Data listing:
§
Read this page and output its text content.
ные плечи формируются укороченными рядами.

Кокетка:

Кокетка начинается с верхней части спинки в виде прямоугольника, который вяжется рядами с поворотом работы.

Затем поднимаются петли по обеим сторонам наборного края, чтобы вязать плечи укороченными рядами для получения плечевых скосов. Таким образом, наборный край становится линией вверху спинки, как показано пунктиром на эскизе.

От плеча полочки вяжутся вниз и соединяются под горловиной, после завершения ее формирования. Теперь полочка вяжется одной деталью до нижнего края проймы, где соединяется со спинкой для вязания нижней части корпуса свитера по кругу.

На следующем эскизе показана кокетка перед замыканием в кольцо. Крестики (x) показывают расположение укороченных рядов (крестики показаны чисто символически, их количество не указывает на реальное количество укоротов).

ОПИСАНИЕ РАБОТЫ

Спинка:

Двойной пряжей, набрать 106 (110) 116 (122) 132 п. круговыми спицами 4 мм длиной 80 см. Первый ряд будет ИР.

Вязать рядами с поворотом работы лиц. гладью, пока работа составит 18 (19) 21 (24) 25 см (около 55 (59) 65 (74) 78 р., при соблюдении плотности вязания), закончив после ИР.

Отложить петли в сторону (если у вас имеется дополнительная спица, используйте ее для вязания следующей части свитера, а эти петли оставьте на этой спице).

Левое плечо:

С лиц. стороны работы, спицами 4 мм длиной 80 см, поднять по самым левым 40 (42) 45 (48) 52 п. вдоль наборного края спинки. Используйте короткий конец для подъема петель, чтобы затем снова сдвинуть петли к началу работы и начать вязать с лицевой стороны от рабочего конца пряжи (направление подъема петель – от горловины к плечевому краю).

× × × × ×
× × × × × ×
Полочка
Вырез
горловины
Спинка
§
REQUIRED TASK: Repeat each of the entries above precisely as given.

RESPONSE:
Read this page and output its text content.
ные плечи формируются укороченными рядами.

Кокетка:

Кокетка начинается с верхней части спинки в виде прямоугольника, который вяжется рядами с поворотом работы.

Затем поднимаются петли по обеим сторонам наборного края, чтобы вязать плечи укороченными рядами для получения плечевых скосов. Таким образом, наборный край становится линией вверху спинки, как показано пунктиром на эскизе.

От плеча полочки вяжутся вниз и соединяются под горловиной, после завершения ее формирования. Теперь полочка вяжется одной деталью до нижнего края проймы, где соединяется со спинкой для вязания нижней части корпуса свитера по кругу.

На следующем эскизе показана кокетка перед замыканием в кольцо. Крестики (x) показывают расположение укороченных рядов (крестики показаны чисто символически, их количество не указывает на реальное количество укоротов).

ОПИСАНИЕ РАБОТЫ

Спинка:

Двойной пряжей, набрать 106 (110) 116 (122) 132 п. круговыми спицами 4 мм длиной 80 см. Первый ряд будет ИР.

Вязать рядами с поворотом работы лиц. гладью, пока работа составит 18 (19) 21 (24) 25 см (около 55 (59) 65 (74) 78 р., при соблюдении плотности вязания), закончив после ИР.

Отложить петли в сторону (если у вас имеется дополнительная спица, используйте ее для вязания следующей части свитера, а эти петли оставьте на этой спице).

Левое плечо:

С лиц. стороны работы, спицами 4 мм длиной 80 см, поднять по самым левым 40 (42) 45 (48) 52 п. вдоль наборного края спинки. Используйте короткий конец для подъема петель, чтобы затем снова сдвинуть петли к началу работы и начать вязать с лицевой стороны от рабочего конца пряжи (направление подъема петель – от горловины к плечевому краю).

× × × × ×
× × × × × ×
Полочка
Вырез
горловины
Спинка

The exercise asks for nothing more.